Input data:
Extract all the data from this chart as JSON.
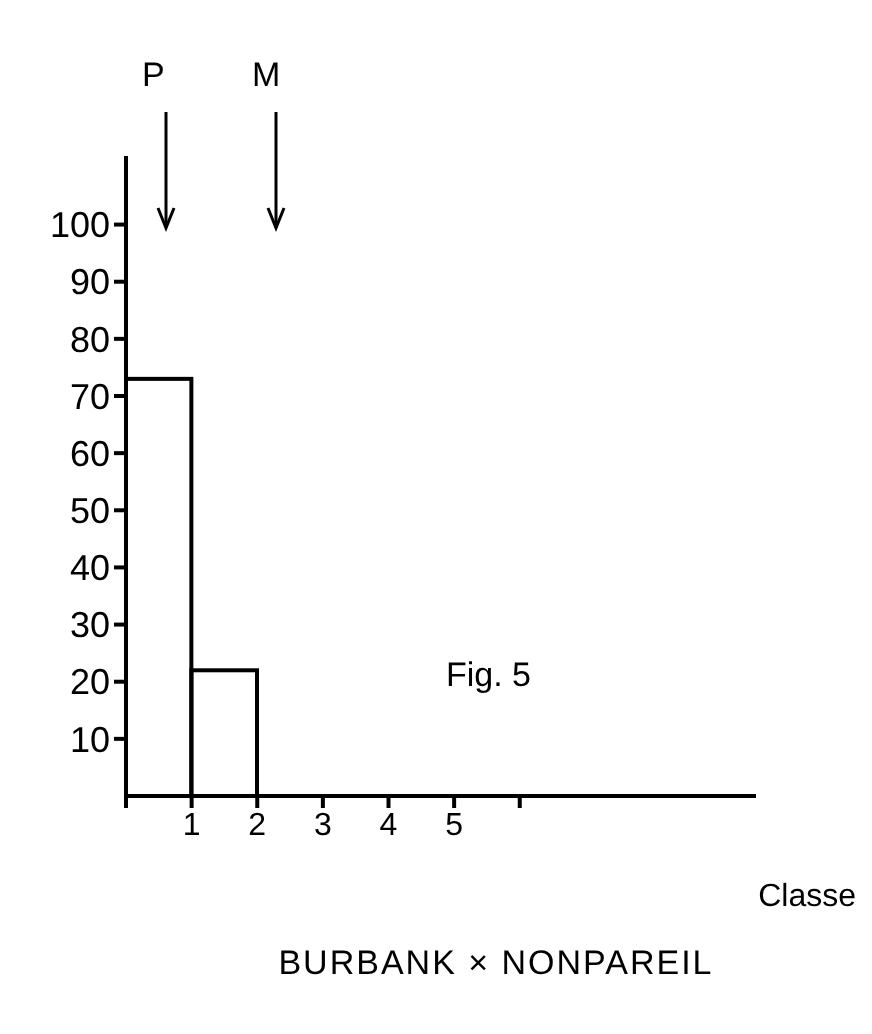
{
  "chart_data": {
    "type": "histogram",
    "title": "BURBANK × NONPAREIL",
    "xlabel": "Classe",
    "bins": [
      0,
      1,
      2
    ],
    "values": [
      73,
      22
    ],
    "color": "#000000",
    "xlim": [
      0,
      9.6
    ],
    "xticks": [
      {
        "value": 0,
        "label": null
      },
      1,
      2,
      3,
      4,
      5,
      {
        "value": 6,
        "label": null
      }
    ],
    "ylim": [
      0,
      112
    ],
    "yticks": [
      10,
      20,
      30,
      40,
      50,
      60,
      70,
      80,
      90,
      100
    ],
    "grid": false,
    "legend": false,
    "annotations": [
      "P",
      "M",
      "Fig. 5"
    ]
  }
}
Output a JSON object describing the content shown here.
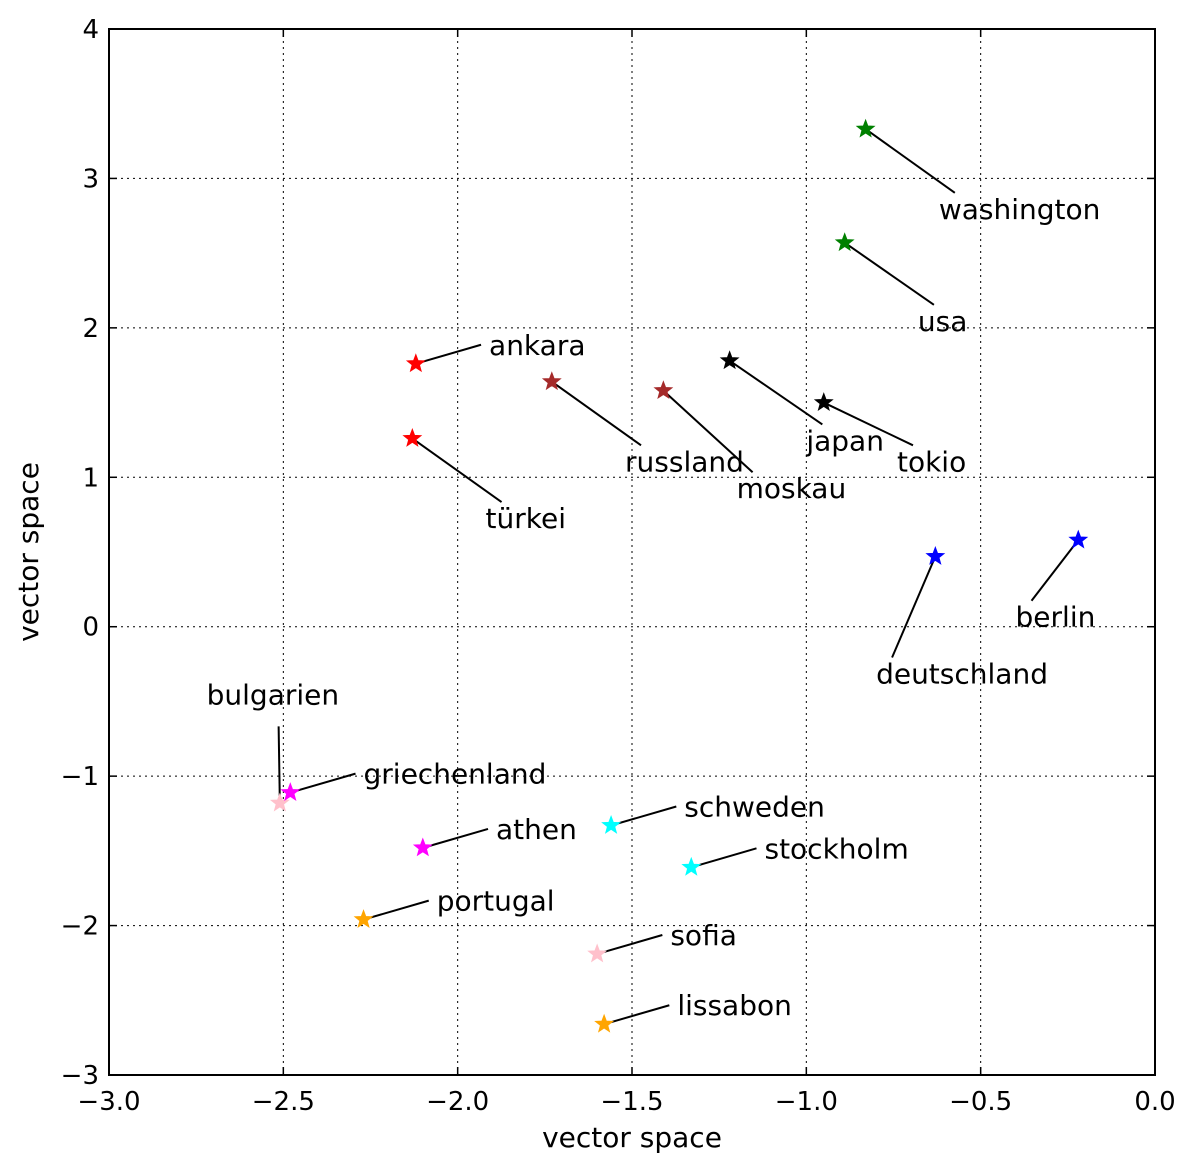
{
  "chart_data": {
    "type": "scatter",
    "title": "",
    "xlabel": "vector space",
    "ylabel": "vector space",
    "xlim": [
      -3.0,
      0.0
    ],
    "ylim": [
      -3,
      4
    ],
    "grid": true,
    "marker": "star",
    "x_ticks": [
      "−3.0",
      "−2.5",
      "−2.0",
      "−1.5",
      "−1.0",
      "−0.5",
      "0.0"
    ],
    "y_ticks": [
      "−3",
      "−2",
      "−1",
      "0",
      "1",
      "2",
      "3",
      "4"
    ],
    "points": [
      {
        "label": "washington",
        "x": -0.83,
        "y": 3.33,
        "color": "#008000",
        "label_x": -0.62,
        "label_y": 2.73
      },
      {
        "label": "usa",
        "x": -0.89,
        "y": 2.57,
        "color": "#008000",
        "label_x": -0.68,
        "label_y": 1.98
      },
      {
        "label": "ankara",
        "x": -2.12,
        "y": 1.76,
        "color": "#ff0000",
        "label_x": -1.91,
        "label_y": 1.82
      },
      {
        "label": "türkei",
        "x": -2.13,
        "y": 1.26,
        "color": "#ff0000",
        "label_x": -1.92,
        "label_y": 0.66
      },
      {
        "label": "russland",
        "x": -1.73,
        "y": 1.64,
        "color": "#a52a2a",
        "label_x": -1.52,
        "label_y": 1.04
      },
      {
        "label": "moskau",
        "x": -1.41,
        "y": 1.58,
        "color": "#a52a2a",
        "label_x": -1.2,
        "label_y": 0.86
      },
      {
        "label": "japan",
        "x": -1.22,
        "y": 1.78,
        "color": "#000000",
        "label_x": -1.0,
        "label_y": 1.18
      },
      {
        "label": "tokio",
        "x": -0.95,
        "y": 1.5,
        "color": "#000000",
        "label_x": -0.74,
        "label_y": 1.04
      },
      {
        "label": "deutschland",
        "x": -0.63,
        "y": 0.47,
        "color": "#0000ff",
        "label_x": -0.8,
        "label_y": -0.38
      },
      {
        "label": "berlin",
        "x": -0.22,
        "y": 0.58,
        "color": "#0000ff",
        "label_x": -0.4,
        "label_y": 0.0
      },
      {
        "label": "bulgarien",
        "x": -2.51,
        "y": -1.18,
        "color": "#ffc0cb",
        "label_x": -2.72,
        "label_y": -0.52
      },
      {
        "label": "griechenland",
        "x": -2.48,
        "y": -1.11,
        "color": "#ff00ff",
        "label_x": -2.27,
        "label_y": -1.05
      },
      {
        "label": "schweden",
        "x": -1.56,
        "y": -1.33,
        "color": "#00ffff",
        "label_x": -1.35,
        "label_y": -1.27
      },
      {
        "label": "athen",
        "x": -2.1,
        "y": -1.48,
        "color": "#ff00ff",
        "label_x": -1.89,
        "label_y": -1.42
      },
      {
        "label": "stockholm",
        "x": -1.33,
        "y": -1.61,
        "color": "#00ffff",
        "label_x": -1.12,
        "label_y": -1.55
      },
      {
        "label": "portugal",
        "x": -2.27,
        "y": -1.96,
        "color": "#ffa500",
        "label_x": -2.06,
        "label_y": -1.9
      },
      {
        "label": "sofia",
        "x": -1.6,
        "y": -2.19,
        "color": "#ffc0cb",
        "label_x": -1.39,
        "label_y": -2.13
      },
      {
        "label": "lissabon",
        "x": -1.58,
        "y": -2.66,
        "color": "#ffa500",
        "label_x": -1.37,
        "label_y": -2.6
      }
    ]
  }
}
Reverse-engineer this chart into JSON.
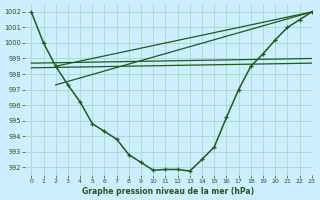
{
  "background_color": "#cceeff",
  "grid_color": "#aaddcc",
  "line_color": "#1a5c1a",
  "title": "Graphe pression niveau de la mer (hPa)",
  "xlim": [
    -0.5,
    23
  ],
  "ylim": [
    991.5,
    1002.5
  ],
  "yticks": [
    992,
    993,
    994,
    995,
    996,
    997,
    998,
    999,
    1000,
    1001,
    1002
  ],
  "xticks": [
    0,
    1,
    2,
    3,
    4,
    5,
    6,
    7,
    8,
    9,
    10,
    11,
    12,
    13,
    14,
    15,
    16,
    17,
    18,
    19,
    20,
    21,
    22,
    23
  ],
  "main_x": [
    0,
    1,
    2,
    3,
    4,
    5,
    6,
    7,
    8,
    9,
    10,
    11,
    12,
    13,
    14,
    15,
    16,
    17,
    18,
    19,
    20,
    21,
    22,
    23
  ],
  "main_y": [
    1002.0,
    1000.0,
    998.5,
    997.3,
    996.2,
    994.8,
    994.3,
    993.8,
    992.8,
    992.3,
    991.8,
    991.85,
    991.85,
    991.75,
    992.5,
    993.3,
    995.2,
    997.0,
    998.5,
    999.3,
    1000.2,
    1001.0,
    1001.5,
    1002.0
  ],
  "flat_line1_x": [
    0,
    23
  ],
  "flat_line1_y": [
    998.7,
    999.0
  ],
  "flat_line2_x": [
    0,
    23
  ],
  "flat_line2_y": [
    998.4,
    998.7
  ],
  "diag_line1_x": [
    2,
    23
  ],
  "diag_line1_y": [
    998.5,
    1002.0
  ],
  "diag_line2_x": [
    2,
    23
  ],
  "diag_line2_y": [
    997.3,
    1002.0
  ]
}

What to produce:
Leave the images out and output the remaining material exactly as it stands.

Full solution:
Extract all the data from this chart as JSON.
{
  "chart_data": {
    "type": "histogram",
    "title": "BURBANK × NONPAREIL",
    "xlabel": "Classe",
    "bins": [
      0,
      1,
      2
    ],
    "values": [
      73,
      22
    ],
    "color": "#000000",
    "xlim": [
      0,
      9.6
    ],
    "xticks": [
      {
        "value": 0,
        "label": null
      },
      1,
      2,
      3,
      4,
      5,
      {
        "value": 6,
        "label": null
      }
    ],
    "ylim": [
      0,
      112
    ],
    "yticks": [
      10,
      20,
      30,
      40,
      50,
      60,
      70,
      80,
      90,
      100
    ],
    "grid": false,
    "legend": false,
    "annotations": [
      "P",
      "M",
      "Fig. 5"
    ]
  }
}
Output a JSON object describing the content shown here.
{
  "chart_data": {
    "type": "scatter",
    "title": "",
    "xlabel": "vector space",
    "ylabel": "vector space",
    "xlim": [
      -3.0,
      0.0
    ],
    "ylim": [
      -3,
      4
    ],
    "grid": true,
    "marker": "star",
    "x_ticks": [
      "−3.0",
      "−2.5",
      "−2.0",
      "−1.5",
      "−1.0",
      "−0.5",
      "0.0"
    ],
    "y_ticks": [
      "−3",
      "−2",
      "−1",
      "0",
      "1",
      "2",
      "3",
      "4"
    ],
    "points": [
      {
        "label": "washington",
        "x": -0.83,
        "y": 3.33,
        "color": "#008000",
        "label_x": -0.62,
        "label_y": 2.73
      },
      {
        "label": "usa",
        "x": -0.89,
        "y": 2.57,
        "color": "#008000",
        "label_x": -0.68,
        "label_y": 1.98
      },
      {
        "label": "ankara",
        "x": -2.12,
        "y": 1.76,
        "color": "#ff0000",
        "label_x": -1.91,
        "label_y": 1.82
      },
      {
        "label": "türkei",
        "x": -2.13,
        "y": 1.26,
        "color": "#ff0000",
        "label_x": -1.92,
        "label_y": 0.66
      },
      {
        "label": "russland",
        "x": -1.73,
        "y": 1.64,
        "color": "#a52a2a",
        "label_x": -1.52,
        "label_y": 1.04
      },
      {
        "label": "moskau",
        "x": -1.41,
        "y": 1.58,
        "color": "#a52a2a",
        "label_x": -1.2,
        "label_y": 0.86
      },
      {
        "label": "japan",
        "x": -1.22,
        "y": 1.78,
        "color": "#000000",
        "label_x": -1.0,
        "label_y": 1.18
      },
      {
        "label": "tokio",
        "x": -0.95,
        "y": 1.5,
        "color": "#000000",
        "label_x": -0.74,
        "label_y": 1.04
      },
      {
        "label": "deutschland",
        "x": -0.63,
        "y": 0.47,
        "color": "#0000ff",
        "label_x": -0.8,
        "label_y": -0.38
      },
      {
        "label": "berlin",
        "x": -0.22,
        "y": 0.58,
        "color": "#0000ff",
        "label_x": -0.4,
        "label_y": 0.0
      },
      {
        "label": "bulgarien",
        "x": -2.51,
        "y": -1.18,
        "color": "#ffc0cb",
        "label_x": -2.72,
        "label_y": -0.52
      },
      {
        "label": "griechenland",
        "x": -2.48,
        "y": -1.11,
        "color": "#ff00ff",
        "label_x": -2.27,
        "label_y": -1.05
      },
      {
        "label": "schweden",
        "x": -1.56,
        "y": -1.33,
        "color": "#00ffff",
        "label_x": -1.35,
        "label_y": -1.27
      },
      {
        "label": "athen",
        "x": -2.1,
        "y": -1.48,
        "color": "#ff00ff",
        "label_x": -1.89,
        "label_y": -1.42
      },
      {
        "label": "stockholm",
        "x": -1.33,
        "y": -1.61,
        "color": "#00ffff",
        "label_x": -1.12,
        "label_y": -1.55
      },
      {
        "label": "portugal",
        "x": -2.27,
        "y": -1.96,
        "color": "#ffa500",
        "label_x": -2.06,
        "label_y": -1.9
      },
      {
        "label": "sofia",
        "x": -1.6,
        "y": -2.19,
        "color": "#ffc0cb",
        "label_x": -1.39,
        "label_y": -2.13
      },
      {
        "label": "lissabon",
        "x": -1.58,
        "y": -2.66,
        "color": "#ffa500",
        "label_x": -1.37,
        "label_y": -2.6
      }
    ]
  }
}
Reverse-engineer this chart into JSON.
{
  "background_color": "#cceeff",
  "grid_color": "#aaddcc",
  "line_color": "#1a5c1a",
  "title": "Graphe pression niveau de la mer (hPa)",
  "xlim": [
    -0.5,
    23
  ],
  "ylim": [
    991.5,
    1002.5
  ],
  "yticks": [
    992,
    993,
    994,
    995,
    996,
    997,
    998,
    999,
    1000,
    1001,
    1002
  ],
  "xticks": [
    0,
    1,
    2,
    3,
    4,
    5,
    6,
    7,
    8,
    9,
    10,
    11,
    12,
    13,
    14,
    15,
    16,
    17,
    18,
    19,
    20,
    21,
    22,
    23
  ],
  "main_x": [
    0,
    1,
    2,
    3,
    4,
    5,
    6,
    7,
    8,
    9,
    10,
    11,
    12,
    13,
    14,
    15,
    16,
    17,
    18,
    19,
    20,
    21,
    22,
    23
  ],
  "main_y": [
    1002.0,
    1000.0,
    998.5,
    997.3,
    996.2,
    994.8,
    994.3,
    993.8,
    992.8,
    992.3,
    991.8,
    991.85,
    991.85,
    991.75,
    992.5,
    993.3,
    995.2,
    997.0,
    998.5,
    999.3,
    1000.2,
    1001.0,
    1001.5,
    1002.0
  ],
  "flat_line1_x": [
    0,
    23
  ],
  "flat_line1_y": [
    998.7,
    999.0
  ],
  "flat_line2_x": [
    0,
    23
  ],
  "flat_line2_y": [
    998.4,
    998.7
  ],
  "diag_line1_x": [
    2,
    23
  ],
  "diag_line1_y": [
    998.5,
    1002.0
  ],
  "diag_line2_x": [
    2,
    23
  ],
  "diag_line2_y": [
    997.3,
    1002.0
  ]
}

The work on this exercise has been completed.